--- START OF DATA SECTION ---

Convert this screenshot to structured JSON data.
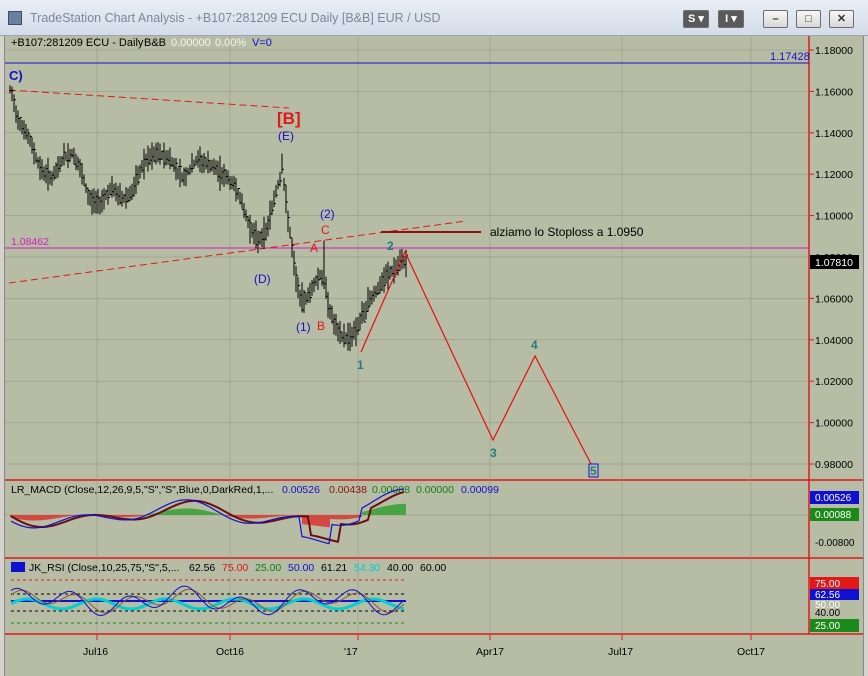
{
  "window": {
    "title": "TradeStation Chart Analysis - +B107:281209 ECU Daily [B&B] EUR / USD",
    "btn_s": "S",
    "btn_i": "I",
    "btn_min": "–",
    "btn_max": "□",
    "btn_close": "✕"
  },
  "header": {
    "symbol": "+B107:281209 ECU - Daily",
    "study": "B&B",
    "v1": "0.00000",
    "v2": "0.00%",
    "v3": "V=0"
  },
  "price_axis": {
    "ticks": [
      "1.18000",
      "1.16000",
      "1.14000",
      "1.12000",
      "1.10000",
      "1.08000",
      "1.06000",
      "1.04000",
      "1.02000",
      "1.00000",
      "0.98000"
    ],
    "last_price": "1.07810",
    "hline_blue": "1.17428",
    "hline_magenta": "1.08462"
  },
  "annotations": {
    "c_top": "C)",
    "b_big": "[B]",
    "e": "(E)",
    "d": "(D)",
    "one_p": "(1)",
    "two_p": "(2)",
    "a": "A",
    "c_red": "C",
    "b_red": "B",
    "w1": "1",
    "w2": "2",
    "w3": "3",
    "w4": "4",
    "w5": "5",
    "note": "alziamo lo  Stoploss a 1.0950"
  },
  "macd": {
    "label": "LR_MACD (Close,12,26,9,5,\"S\",\"S\",Blue,0,DarkRed,1,...",
    "v1": "0.00526",
    "v2": "0.00438",
    "v3": "0.00088",
    "v4": "0.00000",
    "v5": "0.00099",
    "ticks": [
      "0.00526",
      "0.00088",
      "-0.00800"
    ]
  },
  "rsi": {
    "label": "JK_RSI (Close,10,25,75,\"S\",5,...",
    "v1": "62.56",
    "v2": "75.00",
    "v3": "25.00",
    "v4": "50.00",
    "v5": "61.21",
    "v6": "54.30",
    "v7": "40.00",
    "v8": "60.00",
    "ticks": [
      "75.00",
      "62.56",
      "50.00",
      "40.00",
      "25.00"
    ]
  },
  "time_axis": [
    "Jul16",
    "Oct16",
    "'17",
    "Apr17",
    "Jul17",
    "Oct17"
  ],
  "colors": {
    "background": "#b7bca4",
    "bars": "#000000",
    "wave_red": "#e81010",
    "blue": "#1010d0",
    "teal": "#1f7f7f",
    "magenta": "#d020c0"
  }
}
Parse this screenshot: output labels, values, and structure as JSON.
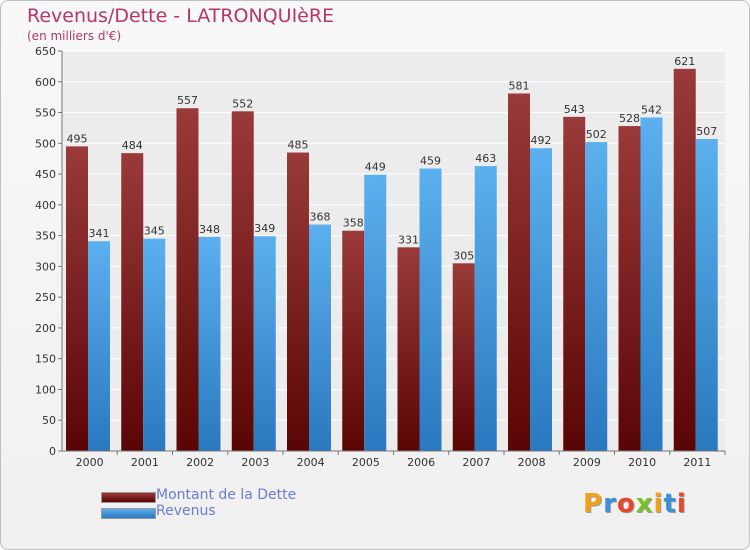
{
  "chart_data": {
    "type": "bar",
    "title": "Revenus/Dette - LATRONQUIèRE",
    "subtitle": "(en milliers d'€)",
    "categories": [
      "2000",
      "2001",
      "2002",
      "2003",
      "2004",
      "2005",
      "2006",
      "2007",
      "2008",
      "2009",
      "2010",
      "2011"
    ],
    "series": [
      {
        "name": "Montant de la Dette",
        "color": "#7a1616",
        "values": [
          495,
          484,
          557,
          552,
          485,
          358,
          331,
          305,
          581,
          543,
          528,
          621
        ]
      },
      {
        "name": "Revenus",
        "color": "#4ca0e2",
        "values": [
          341,
          345,
          348,
          349,
          368,
          449,
          459,
          463,
          492,
          502,
          542,
          507
        ]
      }
    ],
    "ylim": [
      0,
      650
    ],
    "yticks": [
      0,
      50,
      100,
      150,
      200,
      250,
      300,
      350,
      400,
      450,
      500,
      550,
      600,
      650
    ],
    "grid": true,
    "legend": "bottom-left"
  },
  "logo": {
    "text": "Proxiti"
  }
}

--- END OF DATA SECTION ---

EXERCISE INSTRUCTIONS » Write out the entries above verbatim; the pictures do not belong in your copy.

EXERCISE OUTPUT »
Convert this screenshot to structured JSON data.
{
  "window": {
    "title": "TradeStation Chart Analysis - +B107:281209 ECU Daily [B&B] EUR / USD",
    "btn_s": "S",
    "btn_i": "I",
    "btn_min": "–",
    "btn_max": "□",
    "btn_close": "✕"
  },
  "header": {
    "symbol": "+B107:281209 ECU - Daily",
    "study": "B&B",
    "v1": "0.00000",
    "v2": "0.00%",
    "v3": "V=0"
  },
  "price_axis": {
    "ticks": [
      "1.18000",
      "1.16000",
      "1.14000",
      "1.12000",
      "1.10000",
      "1.08000",
      "1.06000",
      "1.04000",
      "1.02000",
      "1.00000",
      "0.98000"
    ],
    "last_price": "1.07810",
    "hline_blue": "1.17428",
    "hline_magenta": "1.08462"
  },
  "annotations": {
    "c_top": "C)",
    "b_big": "[B]",
    "e": "(E)",
    "d": "(D)",
    "one_p": "(1)",
    "two_p": "(2)",
    "a": "A",
    "c_red": "C",
    "b_red": "B",
    "w1": "1",
    "w2": "2",
    "w3": "3",
    "w4": "4",
    "w5": "5",
    "note": "alziamo lo  Stoploss a 1.0950"
  },
  "macd": {
    "label": "LR_MACD (Close,12,26,9,5,\"S\",\"S\",Blue,0,DarkRed,1,...",
    "v1": "0.00526",
    "v2": "0.00438",
    "v3": "0.00088",
    "v4": "0.00000",
    "v5": "0.00099",
    "ticks": [
      "0.00526",
      "0.00088",
      "-0.00800"
    ]
  },
  "rsi": {
    "label": "JK_RSI (Close,10,25,75,\"S\",5,...",
    "v1": "62.56",
    "v2": "75.00",
    "v3": "25.00",
    "v4": "50.00",
    "v5": "61.21",
    "v6": "54.30",
    "v7": "40.00",
    "v8": "60.00",
    "ticks": [
      "75.00",
      "62.56",
      "50.00",
      "40.00",
      "25.00"
    ]
  },
  "time_axis": [
    "Jul16",
    "Oct16",
    "'17",
    "Apr17",
    "Jul17",
    "Oct17"
  ],
  "colors": {
    "background": "#b7bca4",
    "bars": "#000000",
    "wave_red": "#e81010",
    "blue": "#1010d0",
    "teal": "#1f7f7f",
    "magenta": "#d020c0"
  }
}
Parse this screenshot: output labels, values, and structure as JSON.
{
  "chart_data": {
    "type": "bar",
    "title": "Revenus/Dette - LATRONQUIèRE",
    "subtitle": "(en milliers d'€)",
    "categories": [
      "2000",
      "2001",
      "2002",
      "2003",
      "2004",
      "2005",
      "2006",
      "2007",
      "2008",
      "2009",
      "2010",
      "2011"
    ],
    "series": [
      {
        "name": "Montant de la Dette",
        "color": "#7a1616",
        "values": [
          495,
          484,
          557,
          552,
          485,
          358,
          331,
          305,
          581,
          543,
          528,
          621
        ]
      },
      {
        "name": "Revenus",
        "color": "#4ca0e2",
        "values": [
          341,
          345,
          348,
          349,
          368,
          449,
          459,
          463,
          492,
          502,
          542,
          507
        ]
      }
    ],
    "ylim": [
      0,
      650
    ],
    "yticks": [
      0,
      50,
      100,
      150,
      200,
      250,
      300,
      350,
      400,
      450,
      500,
      550,
      600,
      650
    ],
    "grid": true,
    "legend": "bottom-left"
  },
  "logo": {
    "text": "Proxiti"
  }
}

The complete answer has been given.